(Collected data)
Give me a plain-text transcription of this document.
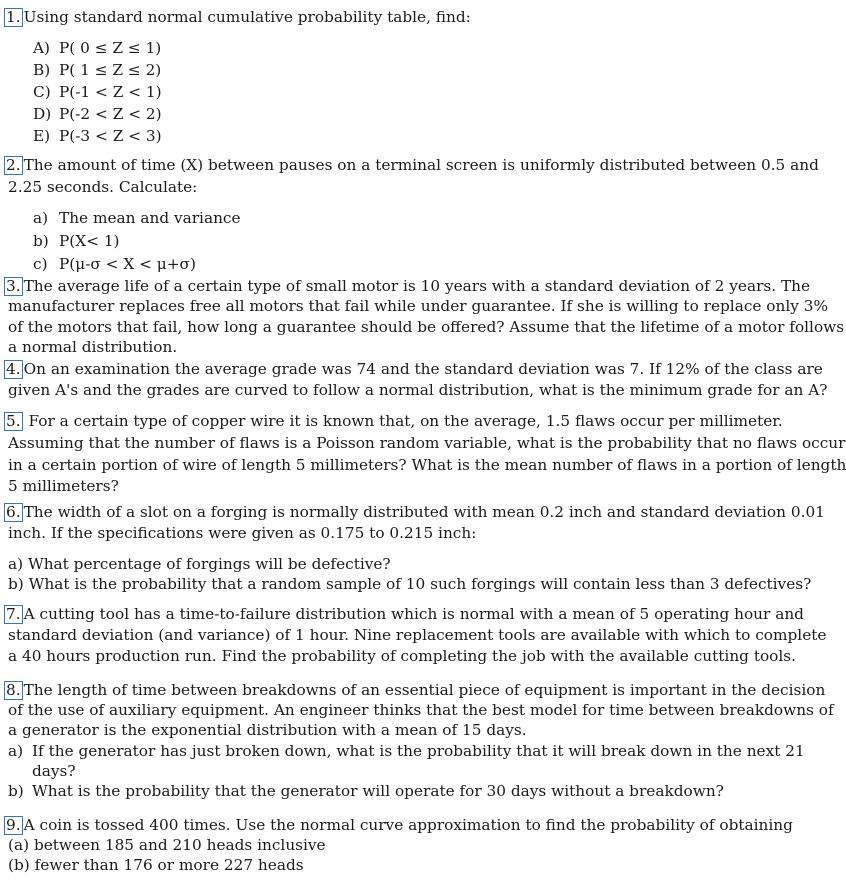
1. Using standard normal cumulative probability table, find:
A) P( 0 ≤ Z ≤ 1)
B) P( 1 ≤ Z ≤ 2)
C) P(-1 < Z < 1)
D) P(-2 < Z < 2)
E) P(-3 < Z < 3)
2. The amount of time (X) between pauses on a terminal screen is uniformly distributed between 0.5 and
2.25 seconds. Calculate:
a) The mean and variance
b) P(X< 1)
c) P(μ-σ < X < μ+σ)
3. The average life of a certain type of small motor is 10 years with a standard deviation of 2 years. The
manufacturer replaces free all motors that fail while under guarantee. If she is willing to replace only 3%
of the motors that fail, how long a guarantee should be offered? Assume that the lifetime of a motor follows
a normal distribution.
4. On an examination the average grade was 74 and the standard deviation was 7. If 12% of the class are
given A's and the grades are curved to follow a normal distribution, what is the minimum grade for an A?
5. For a certain type of copper wire it is known that, on the average, 1.5 flaws occur per millimeter.
Assuming that the number of flaws is a Poisson random variable, what is the probability that no flaws occur
in a certain portion of wire of length 5 millimeters? What is the mean number of flaws in a portion of length
5 millimeters?
6. The width of a slot on a forging is normally distributed with mean 0.2 inch and standard deviation 0.01
inch. If the specifications were given as 0.175 to 0.215 inch:
a) What percentage of forgings will be defective?
b) What is the probability that a random sample of 10 such forgings will contain less than 3 defectives?
7. A cutting tool has a time-to-failure distribution which is normal with a mean of 5 operating hour and
standard deviation (and variance) of 1 hour. Nine replacement tools are available with which to complete
a 40 hours production run. Find the probability of completing the job with the available cutting tools.
8. The length of time between breakdowns of an essential piece of equipment is important in the decision
of the use of auxiliary equipment. An engineer thinks that the best model for time between breakdowns of
a generator is the exponential distribution with a mean of 15 days.
a) If the generator has just broken down, what is the probability that it will break down in the next 21
days?
b) What is the probability that the generator will operate for 30 days without a breakdown?
9. A coin is tossed 400 times. Use the normal curve approximation to find the probability of obtaining
(a) between 185 and 210 heads inclusive
(b) fewer than 176 or more 227 heads
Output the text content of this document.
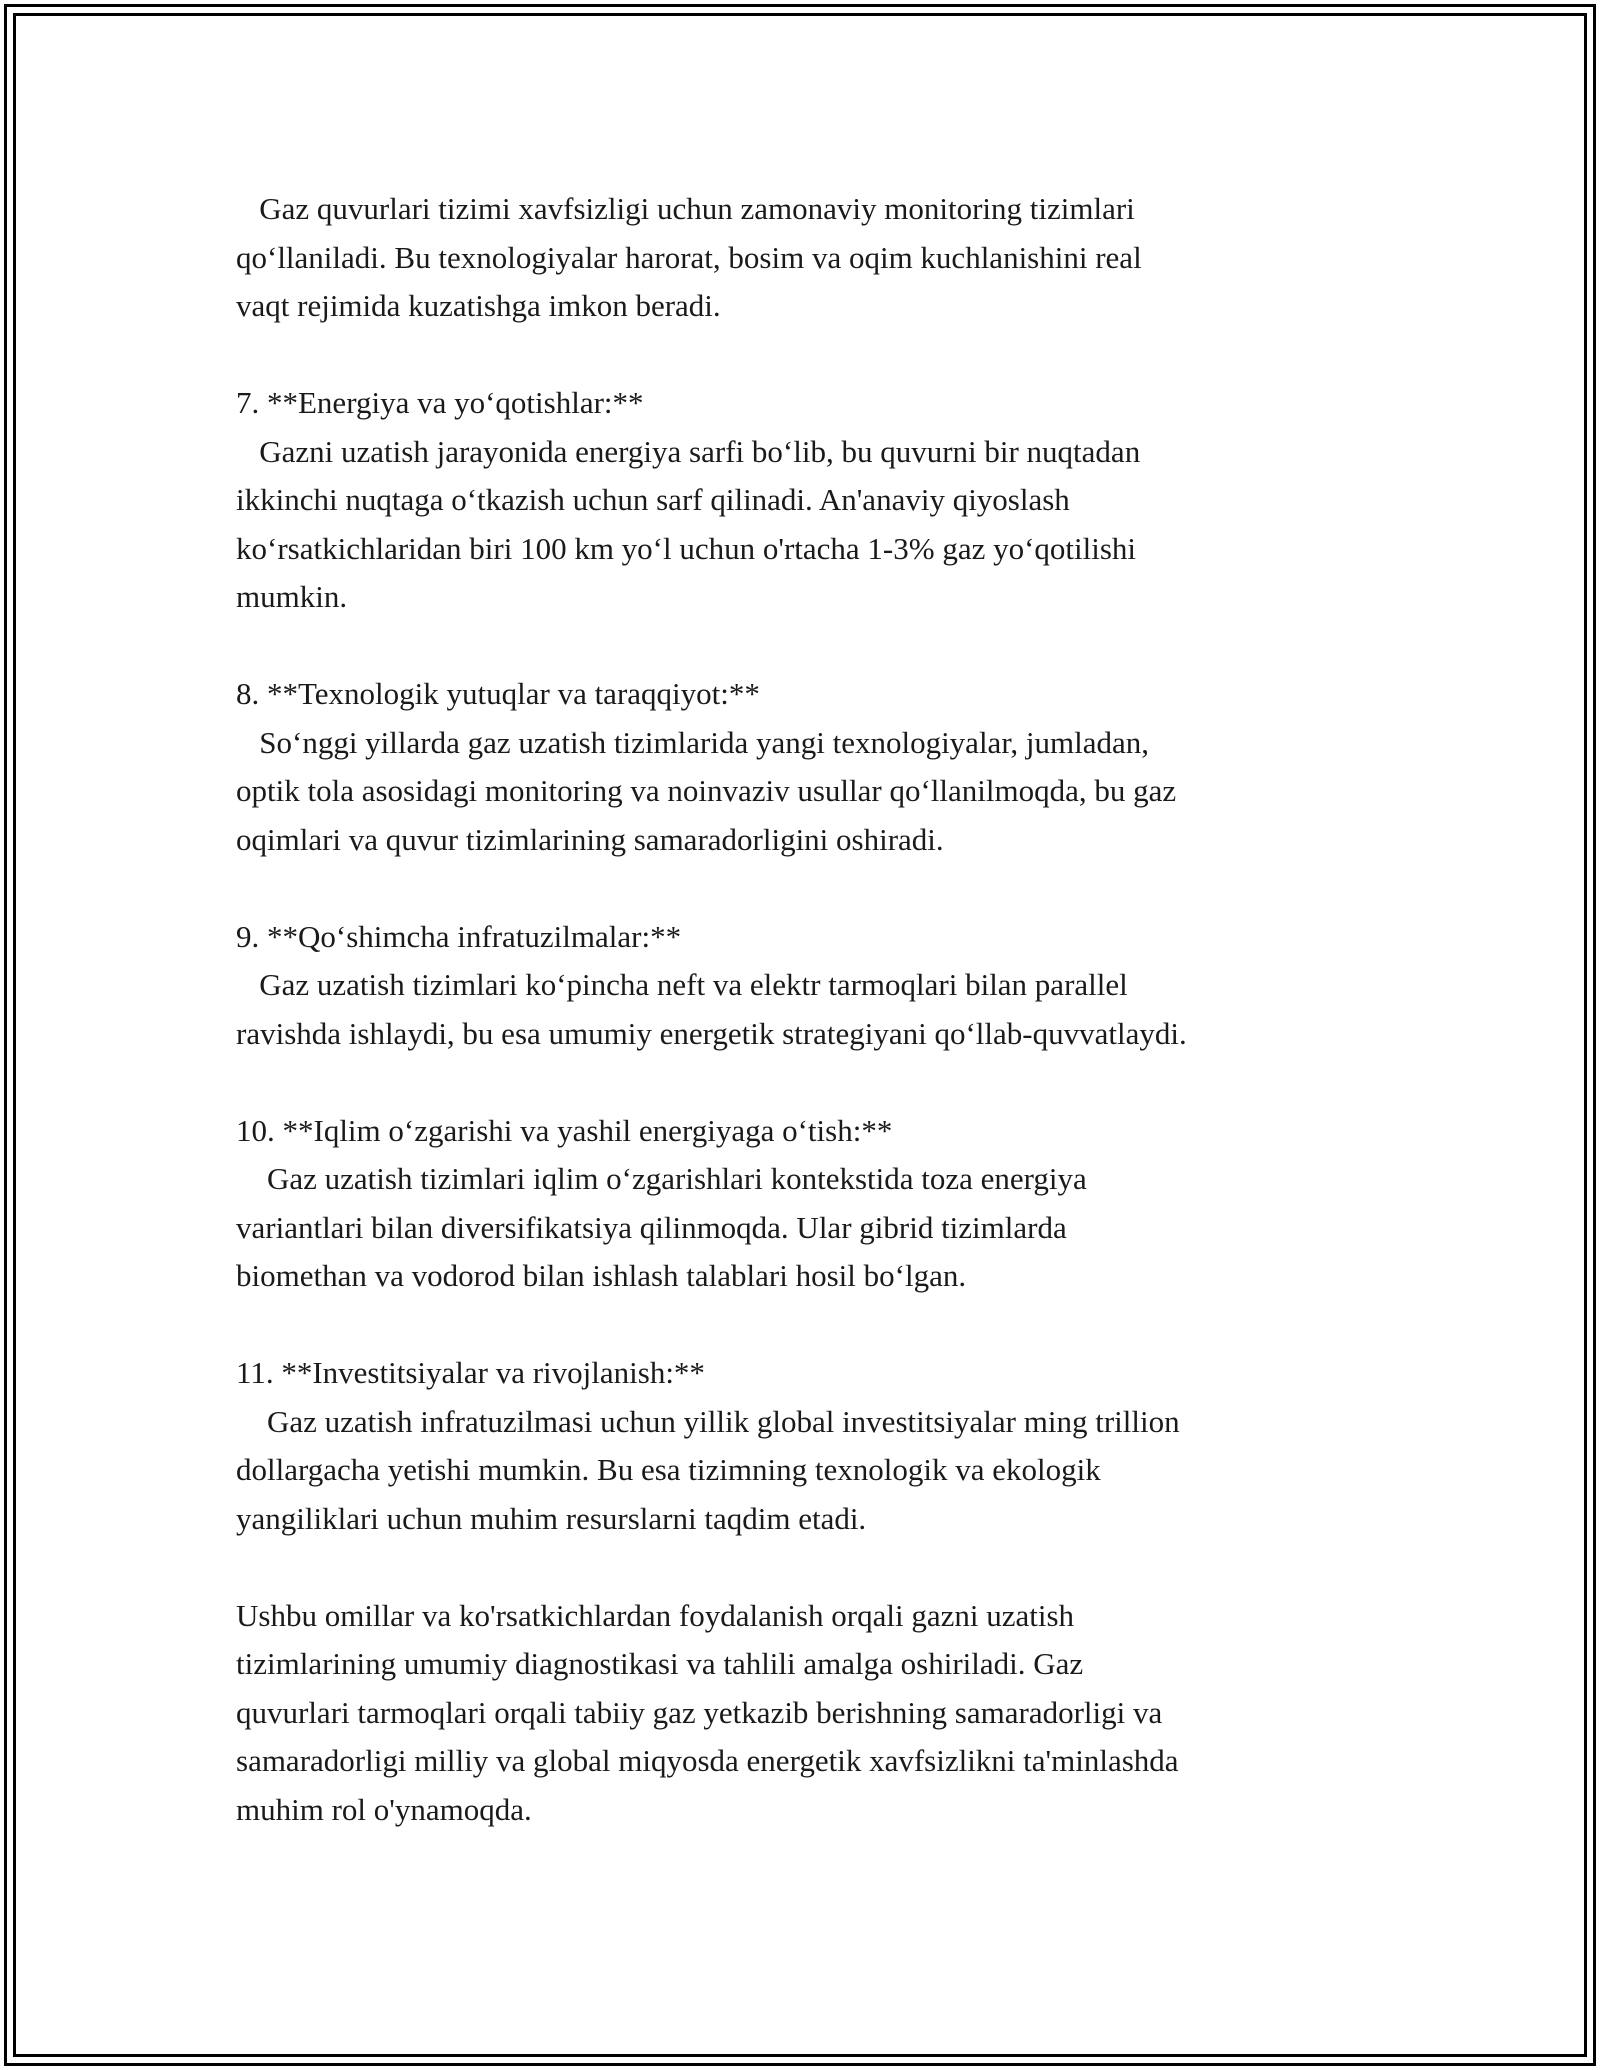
Gaz quvurlari tizimi xavfsizligi uchun zamonaviy monitoring tizimlari
qo‘llaniladi. Bu texnologiyalar harorat, bosim va oqim kuchlanishini real
vaqt rejimida kuzatishga imkon beradi.
7. **Energiya va yo‘qotishlar:**
Gazni uzatish jarayonida energiya sarfi bo‘lib, bu quvurni bir nuqtadan
ikkinchi nuqtaga o‘tkazish uchun sarf qilinadi. An'anaviy qiyoslash
ko‘rsatkichlaridan biri 100 km yo‘l uchun o'rtacha 1-3% gaz yo‘qotilishi
mumkin.
8. **Texnologik yutuqlar va taraqqiyot:**
So‘nggi yillarda gaz uzatish tizimlarida yangi texnologiyalar, jumladan,
optik tola asosidagi monitoring va noinvaziv usullar qo‘llanilmoqda, bu gaz
oqimlari va quvur tizimlarining samaradorligini oshiradi.
9. **Qo‘shimcha infratuzilmalar:**
Gaz uzatish tizimlari ko‘pincha neft va elektr tarmoqlari bilan parallel
ravishda ishlaydi, bu esa umumiy energetik strategiyani qo‘llab-quvvatlaydi.
10. **Iqlim o‘zgarishi va yashil energiyaga o‘tish:**
Gaz uzatish tizimlari iqlim o‘zgarishlari kontekstida toza energiya
variantlari bilan diversifikatsiya qilinmoqda. Ular gibrid tizimlarda
biomethan va vodorod bilan ishlash talablari hosil bo‘lgan.
11. **Investitsiyalar va rivojlanish:**
Gaz uzatish infratuzilmasi uchun yillik global investitsiyalar ming trillion
dollargacha yetishi mumkin. Bu esa tizimning texnologik va ekologik
yangiliklari uchun muhim resurslarni taqdim etadi.
Ushbu omillar va ko'rsatkichlardan foydalanish orqali gazni uzatish
tizimlarining umumiy diagnostikasi va tahlili amalga oshiriladi. Gaz
quvurlari tarmoqlari orqali tabiiy gaz yetkazib berishning samaradorligi va
samaradorligi milliy va global miqyosda energetik xavfsizlikni ta'minlashda
muhim rol o'ynamoqda.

Brief:
Retype everything in the material word for word, minus pictures.

Output for this exercise:
Give me a plain-text transcription of this document.
1. Using standard normal cumulative probability table, find:
A) P( 0 ≤ Z ≤ 1)
B) P( 1 ≤ Z ≤ 2)
C) P(-1 < Z < 1)
D) P(-2 < Z < 2)
E) P(-3 < Z < 3)
2. The amount of time (X) between pauses on a terminal screen is uniformly distributed between 0.5 and
2.25 seconds. Calculate:
a) The mean and variance
b) P(X< 1)
c) P(μ-σ < X < μ+σ)
3. The average life of a certain type of small motor is 10 years with a standard deviation of 2 years. The
manufacturer replaces free all motors that fail while under guarantee. If she is willing to replace only 3%
of the motors that fail, how long a guarantee should be offered? Assume that the lifetime of a motor follows
a normal distribution.
4. On an examination the average grade was 74 and the standard deviation was 7. If 12% of the class are
given A's and the grades are curved to follow a normal distribution, what is the minimum grade for an A?
5. For a certain type of copper wire it is known that, on the average, 1.5 flaws occur per millimeter.
Assuming that the number of flaws is a Poisson random variable, what is the probability that no flaws occur
in a certain portion of wire of length 5 millimeters? What is the mean number of flaws in a portion of length
5 millimeters?
6. The width of a slot on a forging is normally distributed with mean 0.2 inch and standard deviation 0.01
inch. If the specifications were given as 0.175 to 0.215 inch:
a) What percentage of forgings will be defective?
b) What is the probability that a random sample of 10 such forgings will contain less than 3 defectives?
7. A cutting tool has a time-to-failure distribution which is normal with a mean of 5 operating hour and
standard deviation (and variance) of 1 hour. Nine replacement tools are available with which to complete
a 40 hours production run. Find the probability of completing the job with the available cutting tools.
8. The length of time between breakdowns of an essential piece of equipment is important in the decision
of the use of auxiliary equipment. An engineer thinks that the best model for time between breakdowns of
a generator is the exponential distribution with a mean of 15 days.
a) If the generator has just broken down, what is the probability that it will break down in the next 21
days?
b) What is the probability that the generator will operate for 30 days without a breakdown?
9. A coin is tossed 400 times. Use the normal curve approximation to find the probability of obtaining
(a) between 185 and 210 heads inclusive
(b) fewer than 176 or more 227 heads
Output the text content of this document.
Gaz quvurlari tizimi xavfsizligi uchun zamonaviy monitoring tizimlari
qo‘llaniladi. Bu texnologiyalar harorat, bosim va oqim kuchlanishini real
vaqt rejimida kuzatishga imkon beradi.
7. **Energiya va yo‘qotishlar:**
Gazni uzatish jarayonida energiya sarfi bo‘lib, bu quvurni bir nuqtadan
ikkinchi nuqtaga o‘tkazish uchun sarf qilinadi. An'anaviy qiyoslash
ko‘rsatkichlaridan biri 100 km yo‘l uchun o'rtacha 1-3% gaz yo‘qotilishi
mumkin.
8. **Texnologik yutuqlar va taraqqiyot:**
So‘nggi yillarda gaz uzatish tizimlarida yangi texnologiyalar, jumladan,
optik tola asosidagi monitoring va noinvaziv usullar qo‘llanilmoqda, bu gaz
oqimlari va quvur tizimlarining samaradorligini oshiradi.
9. **Qo‘shimcha infratuzilmalar:**
Gaz uzatish tizimlari ko‘pincha neft va elektr tarmoqlari bilan parallel
ravishda ishlaydi, bu esa umumiy energetik strategiyani qo‘llab-quvvatlaydi.
10. **Iqlim o‘zgarishi va yashil energiyaga o‘tish:**
Gaz uzatish tizimlari iqlim o‘zgarishlari kontekstida toza energiya
variantlari bilan diversifikatsiya qilinmoqda. Ular gibrid tizimlarda
biomethan va vodorod bilan ishlash talablari hosil bo‘lgan.
11. **Investitsiyalar va rivojlanish:**
Gaz uzatish infratuzilmasi uchun yillik global investitsiyalar ming trillion
dollargacha yetishi mumkin. Bu esa tizimning texnologik va ekologik
yangiliklari uchun muhim resurslarni taqdim etadi.
Ushbu omillar va ko'rsatkichlardan foydalanish orqali gazni uzatish
tizimlarining umumiy diagnostikasi va tahlili amalga oshiriladi. Gaz
quvurlari tarmoqlari orqali tabiiy gaz yetkazib berishning samaradorligi va
samaradorligi milliy va global miqyosda energetik xavfsizlikni ta'minlashda
muhim rol o'ynamoqda.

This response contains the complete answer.